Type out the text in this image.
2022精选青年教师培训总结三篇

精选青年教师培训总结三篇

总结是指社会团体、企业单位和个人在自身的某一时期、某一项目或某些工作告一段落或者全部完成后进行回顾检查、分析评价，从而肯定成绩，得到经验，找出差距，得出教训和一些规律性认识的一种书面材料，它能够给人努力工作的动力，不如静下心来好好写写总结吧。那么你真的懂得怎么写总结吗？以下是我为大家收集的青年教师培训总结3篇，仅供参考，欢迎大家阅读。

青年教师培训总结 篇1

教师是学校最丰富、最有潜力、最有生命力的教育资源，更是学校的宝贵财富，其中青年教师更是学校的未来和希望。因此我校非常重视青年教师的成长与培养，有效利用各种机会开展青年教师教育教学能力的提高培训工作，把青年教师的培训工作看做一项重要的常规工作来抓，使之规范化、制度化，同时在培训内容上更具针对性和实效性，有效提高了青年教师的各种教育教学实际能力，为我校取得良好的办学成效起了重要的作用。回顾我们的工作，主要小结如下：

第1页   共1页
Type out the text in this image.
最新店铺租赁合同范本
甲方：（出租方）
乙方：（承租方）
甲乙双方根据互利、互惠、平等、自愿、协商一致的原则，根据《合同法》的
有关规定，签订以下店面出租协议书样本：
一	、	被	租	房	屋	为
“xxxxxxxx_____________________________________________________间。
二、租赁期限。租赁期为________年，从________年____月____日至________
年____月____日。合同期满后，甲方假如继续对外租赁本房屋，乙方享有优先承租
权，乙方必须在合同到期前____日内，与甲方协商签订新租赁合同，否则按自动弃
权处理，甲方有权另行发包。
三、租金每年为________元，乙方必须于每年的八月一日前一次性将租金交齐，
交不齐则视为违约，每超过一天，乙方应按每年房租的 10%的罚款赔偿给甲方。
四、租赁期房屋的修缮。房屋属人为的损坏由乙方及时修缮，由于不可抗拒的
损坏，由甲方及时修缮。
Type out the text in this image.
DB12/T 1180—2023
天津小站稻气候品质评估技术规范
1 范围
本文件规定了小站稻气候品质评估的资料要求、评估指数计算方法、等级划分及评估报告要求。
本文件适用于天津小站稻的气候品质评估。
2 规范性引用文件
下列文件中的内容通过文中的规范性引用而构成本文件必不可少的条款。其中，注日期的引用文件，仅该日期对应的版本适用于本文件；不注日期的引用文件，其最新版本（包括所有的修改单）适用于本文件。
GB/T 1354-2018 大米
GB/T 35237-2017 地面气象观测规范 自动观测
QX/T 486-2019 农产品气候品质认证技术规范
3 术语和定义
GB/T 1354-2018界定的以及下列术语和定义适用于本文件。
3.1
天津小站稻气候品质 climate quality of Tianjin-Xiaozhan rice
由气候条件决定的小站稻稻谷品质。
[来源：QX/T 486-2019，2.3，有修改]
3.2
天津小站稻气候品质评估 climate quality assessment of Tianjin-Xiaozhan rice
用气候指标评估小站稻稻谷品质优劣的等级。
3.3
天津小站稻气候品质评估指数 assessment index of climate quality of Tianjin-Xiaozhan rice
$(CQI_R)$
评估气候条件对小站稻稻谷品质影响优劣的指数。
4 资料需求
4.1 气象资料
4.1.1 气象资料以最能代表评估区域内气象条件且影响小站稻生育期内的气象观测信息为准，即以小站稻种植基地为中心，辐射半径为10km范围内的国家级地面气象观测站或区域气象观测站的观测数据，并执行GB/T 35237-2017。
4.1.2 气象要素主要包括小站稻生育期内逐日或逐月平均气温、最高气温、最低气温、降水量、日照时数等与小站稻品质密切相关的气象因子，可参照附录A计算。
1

**Problem requirements**.
Working from the material above, retype it in its entirety without change.

**Written solution**.
Type out the text in this image.
2022精选青年教师培训总结三篇

精选青年教师培训总结三篇

总结是指社会团体、企业单位和个人在自身的某一时期、某一项目或某些工作告一段落或者全部完成后进行回顾检查、分析评价，从而肯定成绩，得到经验，找出差距，得出教训和一些规律性认识的一种书面材料，它能够给人努力工作的动力，不如静下心来好好写写总结吧。那么你真的懂得怎么写总结吗？以下是我为大家收集的青年教师培训总结3篇，仅供参考，欢迎大家阅读。

青年教师培训总结 篇1

教师是学校最丰富、最有潜力、最有生命力的教育资源，更是学校的宝贵财富，其中青年教师更是学校的未来和希望。因此我校非常重视青年教师的成长与培养，有效利用各种机会开展青年教师教育教学能力的提高培训工作，把青年教师的培训工作看做一项重要的常规工作来抓，使之规范化、制度化，同时在培训内容上更具针对性和实效性，有效提高了青年教师的各种教育教学实际能力，为我校取得良好的办学成效起了重要的作用。回顾我们的工作，主要小结如下：

第1页   共1页
Type out the text in this image.
最新店铺租赁合同范本
甲方：（出租方）
乙方：（承租方）
甲乙双方根据互利、互惠、平等、自愿、协商一致的原则，根据《合同法》的
有关规定，签订以下店面出租协议书样本：
一	、	被	租	房	屋	为
“xxxxxxxx_____________________________________________________间。
二、租赁期限。租赁期为________年，从________年____月____日至________
年____月____日。合同期满后，甲方假如继续对外租赁本房屋，乙方享有优先承租
权，乙方必须在合同到期前____日内，与甲方协商签订新租赁合同，否则按自动弃
权处理，甲方有权另行发包。
三、租金每年为________元，乙方必须于每年的八月一日前一次性将租金交齐，
交不齐则视为违约，每超过一天，乙方应按每年房租的 10%的罚款赔偿给甲方。
四、租赁期房屋的修缮。房屋属人为的损坏由乙方及时修缮，由于不可抗拒的
损坏，由甲方及时修缮。
Type out the text in this image.
DB12/T 1180—2023
天津小站稻气候品质评估技术规范
1 范围
本文件规定了小站稻气候品质评估的资料要求、评估指数计算方法、等级划分及评估报告要求。
本文件适用于天津小站稻的气候品质评估。
2 规范性引用文件
下列文件中的内容通过文中的规范性引用而构成本文件必不可少的条款。其中，注日期的引用文件，仅该日期对应的版本适用于本文件；不注日期的引用文件，其最新版本（包括所有的修改单）适用于本文件。
GB/T 1354-2018 大米
GB/T 35237-2017 地面气象观测规范 自动观测
QX/T 486-2019 农产品气候品质认证技术规范
3 术语和定义
GB/T 1354-2018界定的以及下列术语和定义适用于本文件。
3.1
天津小站稻气候品质 climate quality of Tianjin-Xiaozhan rice
由气候条件决定的小站稻稻谷品质。
[来源：QX/T 486-2019，2.3，有修改]
3.2
天津小站稻气候品质评估 climate quality assessment of Tianjin-Xiaozhan rice
用气候指标评估小站稻稻谷品质优劣的等级。
3.3
天津小站稻气候品质评估指数 assessment index of climate quality of Tianjin-Xiaozhan rice
$(CQI_R)$
评估气候条件对小站稻稻谷品质影响优劣的指数。
4 资料需求
4.1 气象资料
4.1.1 气象资料以最能代表评估区域内气象条件且影响小站稻生育期内的气象观测信息为准，即以小站稻种植基地为中心，辐射半径为10km范围内的国家级地面气象观测站或区域气象观测站的观测数据，并执行GB/T 35237-2017。
4.1.2 气象要素主要包括小站稻生育期内逐日或逐月平均气温、最高气温、最低气温、降水量、日照时数等与小站稻品质密切相关的气象因子，可参照附录A计算。
1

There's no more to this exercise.